Entries provided –
= = = =

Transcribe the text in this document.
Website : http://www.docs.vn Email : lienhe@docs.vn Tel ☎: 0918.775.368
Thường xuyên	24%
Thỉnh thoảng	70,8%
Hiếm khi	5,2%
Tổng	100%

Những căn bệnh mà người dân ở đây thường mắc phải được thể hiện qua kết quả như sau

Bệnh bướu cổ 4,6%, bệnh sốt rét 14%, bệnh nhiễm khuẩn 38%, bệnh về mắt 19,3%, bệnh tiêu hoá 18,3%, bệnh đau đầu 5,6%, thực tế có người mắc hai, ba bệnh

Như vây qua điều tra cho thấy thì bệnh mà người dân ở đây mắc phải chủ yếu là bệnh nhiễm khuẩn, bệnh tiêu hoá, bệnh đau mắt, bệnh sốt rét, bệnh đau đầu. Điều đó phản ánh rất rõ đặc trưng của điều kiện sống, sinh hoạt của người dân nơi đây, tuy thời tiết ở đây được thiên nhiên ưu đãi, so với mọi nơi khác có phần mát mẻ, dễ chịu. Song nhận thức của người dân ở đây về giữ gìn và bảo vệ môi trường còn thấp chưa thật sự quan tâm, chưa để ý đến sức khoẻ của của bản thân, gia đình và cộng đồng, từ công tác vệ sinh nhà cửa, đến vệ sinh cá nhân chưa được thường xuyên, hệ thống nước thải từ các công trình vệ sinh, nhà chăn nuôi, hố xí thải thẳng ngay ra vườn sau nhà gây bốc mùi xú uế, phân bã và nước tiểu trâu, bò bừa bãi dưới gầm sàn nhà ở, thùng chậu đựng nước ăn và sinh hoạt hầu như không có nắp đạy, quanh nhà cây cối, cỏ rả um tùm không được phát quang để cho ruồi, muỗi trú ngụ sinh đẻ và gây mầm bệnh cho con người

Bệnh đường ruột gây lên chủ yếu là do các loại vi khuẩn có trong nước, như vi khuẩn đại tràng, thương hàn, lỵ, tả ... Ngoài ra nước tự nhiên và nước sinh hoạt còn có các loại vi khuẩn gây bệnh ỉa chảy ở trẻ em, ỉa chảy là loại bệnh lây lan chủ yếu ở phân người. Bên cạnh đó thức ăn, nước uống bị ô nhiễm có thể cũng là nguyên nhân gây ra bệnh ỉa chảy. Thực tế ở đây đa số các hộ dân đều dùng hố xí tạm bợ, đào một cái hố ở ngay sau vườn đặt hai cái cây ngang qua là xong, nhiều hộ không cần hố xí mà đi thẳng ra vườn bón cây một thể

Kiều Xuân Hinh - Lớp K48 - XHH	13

= = = =

What is needed – Write out every line of the listing that holds the word "bệnh".

Solved exercise –
Những căn bệnh mà người dân ở đây thường mắc phải được thể hiện qua kết quả như sau
Bệnh bướu cổ 4,6%, bệnh sốt rét 14%, bệnh nhiễm khuẩn 38%, bệnh về mắt 19,3%, bệnh tiêu hoá 18,3%, bệnh đau đầu 5,6%, thực tế có người mắc hai, ba bệnh
Như vây qua điều tra cho thấy thì bệnh mà người dân ở đây mắc phải chủ yếu là bệnh nhiễm khuẩn, bệnh tiêu hoá, bệnh đau mắt, bệnh sốt rét, bệnh đau đầu. Điều đó phản ánh rất rõ đặc trưng của điều kiện sống, sinh hoạt của người dân nơi đây, tuy thời tiết ở đây được thiên nhiên ưu đãi, so với mọi nơi khác có phần mát mẻ, dễ chịu. Song nhận thức của người dân ở đây về giữ gìn và bảo vệ môi trường còn thấp chưa thật sự quan tâm, chưa để ý đến sức khoẻ của của bản thân, gia đình và cộng đồng, từ công tác vệ sinh nhà cửa, đến vệ sinh cá nhân chưa được thường xuyên, hệ thống nước thải từ các công trình vệ sinh, nhà chăn nuôi, hố xí thải thẳng ngay ra vườn sau nhà gây bốc mùi xú uế, phân bã và nước tiểu trâu, bò bừa bãi dưới gầm sàn nhà ở, thùng chậu đựng nước ăn và sinh hoạt hầu như không có nắp đạy, quanh nhà cây cối, cỏ rả um tùm không được phát quang để cho ruồi, muỗi trú ngụ sinh đẻ và gây mầm bệnh cho con người
Bệnh đường ruột gây lên chủ yếu là do các loại vi khuẩn có trong nước, như vi khuẩn đại tràng, thương hàn, lỵ, tả ... Ngoài ra nước tự nhiên và nước sinh hoạt còn có các loại vi khuẩn gây bệnh ỉa chảy ở trẻ em, ỉa chảy là loại bệnh lây lan chủ yếu ở phân người. Bên cạnh đó thức ăn, nước uống bị ô nhiễm có thể cũng là nguyên nhân gây ra bệnh ỉa chảy. Thực tế ở đây đa số các hộ dân đều dùng hố xí tạm bợ, đào một cái hố ở ngay sau vườn đặt hai cái cây ngang qua là xong, nhiều hộ không cần hố xí mà đi thẳng ra vườn bón cây một thể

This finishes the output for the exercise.